↓
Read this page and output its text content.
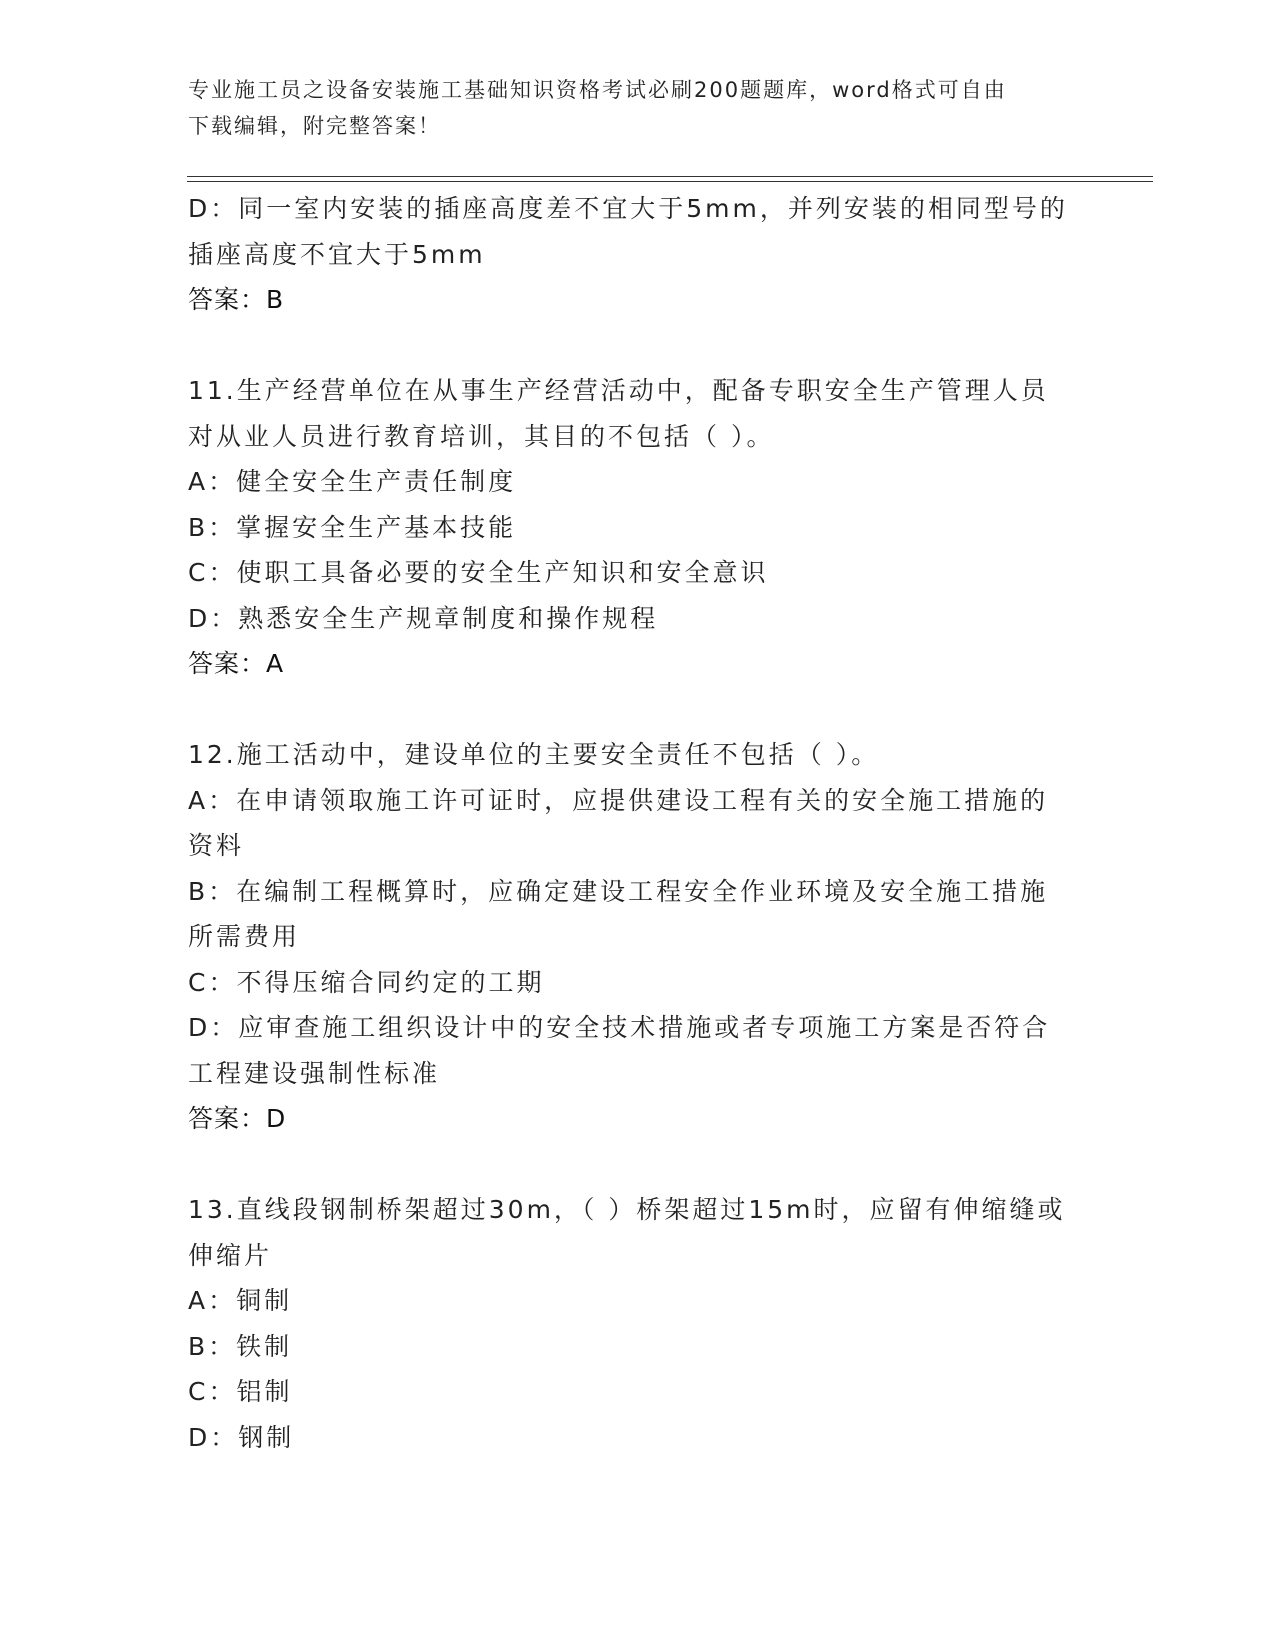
专业施工员之设备安装施工基础知识资格考试必刷200题题库，word格式可自由
下载编辑，附完整答案！
D：同一室内安装的插座高度差不宜大于5mm，并列安装的相同型号的
插座高度不宜大于5mm
答案：B
11.生产经营单位在从事生产经营活动中，配备专职安全生产管理人员
对从业人员进行教育培训，其目的不包括（ ）。
A：健全安全生产责任制度
B：掌握安全生产基本技能
C：使职工具备必要的安全生产知识和安全意识
D：熟悉安全生产规章制度和操作规程
答案：A
12.施工活动中，建设单位的主要安全责任不包括（ ）。
A：在申请领取施工许可证时，应提供建设工程有关的安全施工措施的
资料
B：在编制工程概算时，应确定建设工程安全作业环境及安全施工措施
所需费用
C：不得压缩合同约定的工期
D：应审查施工组织设计中的安全技术措施或者专项施工方案是否符合
工程建设强制性标准
答案：D
13.直线段钢制桥架超过30m，（ ）桥架超过15m时，应留有伸缩缝或
伸缩片
A：铜制
B：铁制
C：铝制
D：钢制
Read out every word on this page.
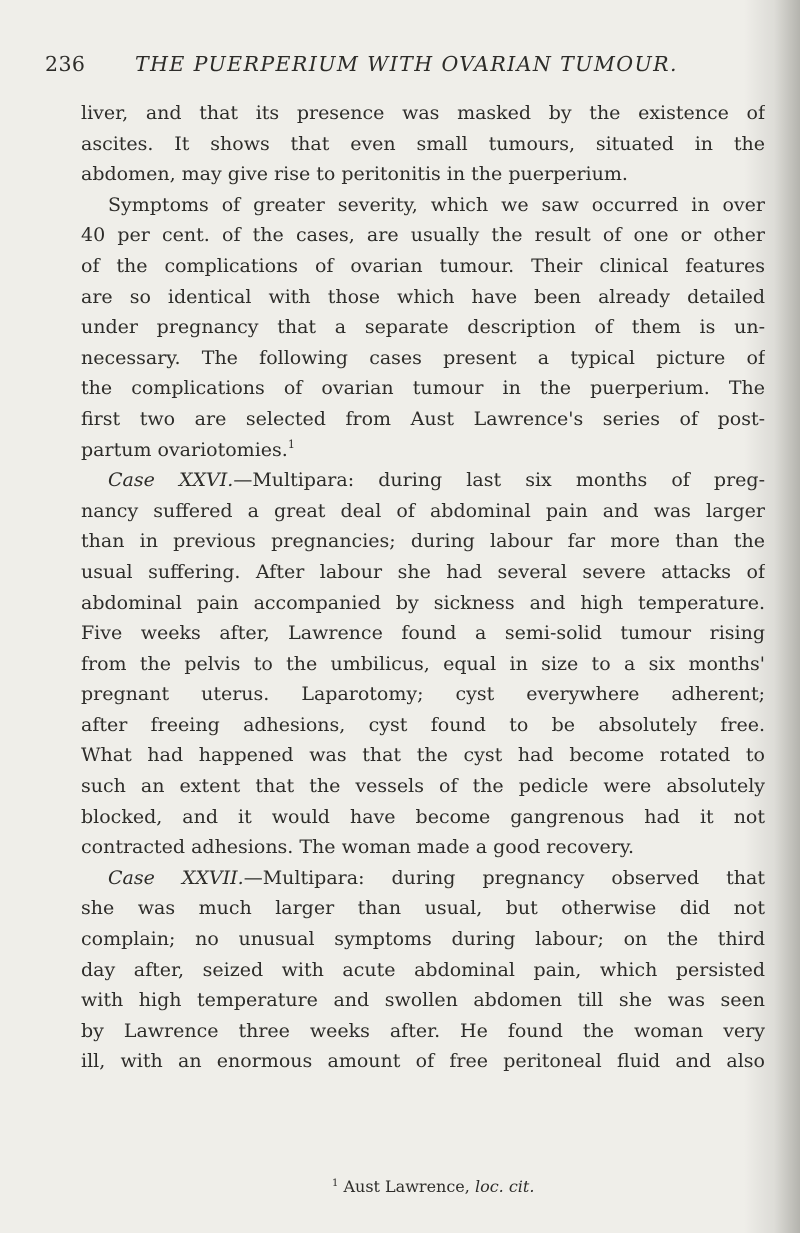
236 THE PUERPERIUM WITH OVARIAN TUMOUR.
liver, and that its presence was masked by the existence of
ascites. It shows that even small tumours, situated in the
abdomen, may give rise to peritonitis in the puerperium.
Symptoms of greater severity, which we saw occurred in over
40 per cent. of the cases, are usually the result of one or other
of the complications of ovarian tumour. Their clinical features
are so identical with those which have been already detailed
under pregnancy that a separate description of them is un-
necessary. The following cases present a typical picture of
the complications of ovarian tumour in the puerperium. The
first two are selected from Aust Lawrence's series of post-
partum ovariotomies.$^1$
Case XXVI.—Multipara: during last six months of preg-
nancy suffered a great deal of abdominal pain and was larger
than in previous pregnancies; during labour far more than the
usual suffering. After labour she had several severe attacks of
abdominal pain accompanied by sickness and high temperature.
Five weeks after, Lawrence found a semi-solid tumour rising
from the pelvis to the umbilicus, equal in size to a six months'
pregnant uterus. Laparotomy; cyst everywhere adherent;
after freeing adhesions, cyst found to be absolutely free.
What had happened was that the cyst had become rotated to
such an extent that the vessels of the pedicle were absolutely
blocked, and it would have become gangrenous had it not
contracted adhesions. The woman made a good recovery.
Case XXVII.—Multipara: during pregnancy observed that
she was much larger than usual, but otherwise did not
complain; no unusual symptoms during labour; on the third
day after, seized with acute abdominal pain, which persisted
with high temperature and swollen abdomen till she was seen
by Lawrence three weeks after. He found the woman very
ill, with an enormous amount of free peritoneal fluid and also
$^1$ Aust Lawrence, loc. cit.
↑
▶ **SET PROBLEM**:
Your task is to return the entries above exactly, with no pictures.

▶ **RESULT**:
Read this page and output its text content.
专业施工员之设备安装施工基础知识资格考试必刷200题题库，word格式可自由
下载编辑，附完整答案！
D：同一室内安装的插座高度差不宜大于5mm，并列安装的相同型号的
插座高度不宜大于5mm
答案：B
11.生产经营单位在从事生产经营活动中，配备专职安全生产管理人员
对从业人员进行教育培训，其目的不包括（ ）。
A：健全安全生产责任制度
B：掌握安全生产基本技能
C：使职工具备必要的安全生产知识和安全意识
D：熟悉安全生产规章制度和操作规程
答案：A
12.施工活动中，建设单位的主要安全责任不包括（ ）。
A：在申请领取施工许可证时，应提供建设工程有关的安全施工措施的
资料
B：在编制工程概算时，应确定建设工程安全作业环境及安全施工措施
所需费用
C：不得压缩合同约定的工期
D：应审查施工组织设计中的安全技术措施或者专项施工方案是否符合
工程建设强制性标准
答案：D
13.直线段钢制桥架超过30m，（ ）桥架超过15m时，应留有伸缩缝或
伸缩片
A：铜制
B：铁制
C：铝制
D：钢制
Read out every word on this page.
236 THE PUERPERIUM WITH OVARIAN TUMOUR.
liver, and that its presence was masked by the existence of
ascites. It shows that even small tumours, situated in the
abdomen, may give rise to peritonitis in the puerperium.
Symptoms of greater severity, which we saw occurred in over
40 per cent. of the cases, are usually the result of one or other
of the complications of ovarian tumour. Their clinical features
are so identical with those which have been already detailed
under pregnancy that a separate description of them is un-
necessary. The following cases present a typical picture of
the complications of ovarian tumour in the puerperium. The
first two are selected from Aust Lawrence's series of post-
partum ovariotomies.$^1$
Case XXVI.—Multipara: during last six months of preg-
nancy suffered a great deal of abdominal pain and was larger
than in previous pregnancies; during labour far more than the
usual suffering. After labour she had several severe attacks of
abdominal pain accompanied by sickness and high temperature.
Five weeks after, Lawrence found a semi-solid tumour rising
from the pelvis to the umbilicus, equal in size to a six months'
pregnant uterus. Laparotomy; cyst everywhere adherent;
after freeing adhesions, cyst found to be absolutely free.
What had happened was that the cyst had become rotated to
such an extent that the vessels of the pedicle were absolutely
blocked, and it would have become gangrenous had it not
contracted adhesions. The woman made a good recovery.
Case XXVII.—Multipara: during pregnancy observed that
she was much larger than usual, but otherwise did not
complain; no unusual symptoms during labour; on the third
day after, seized with acute abdominal pain, which persisted
with high temperature and swollen abdomen till she was seen
by Lawrence three weeks after. He found the woman very
ill, with an enormous amount of free peritoneal fluid and also
$^1$ Aust Lawrence, loc. cit.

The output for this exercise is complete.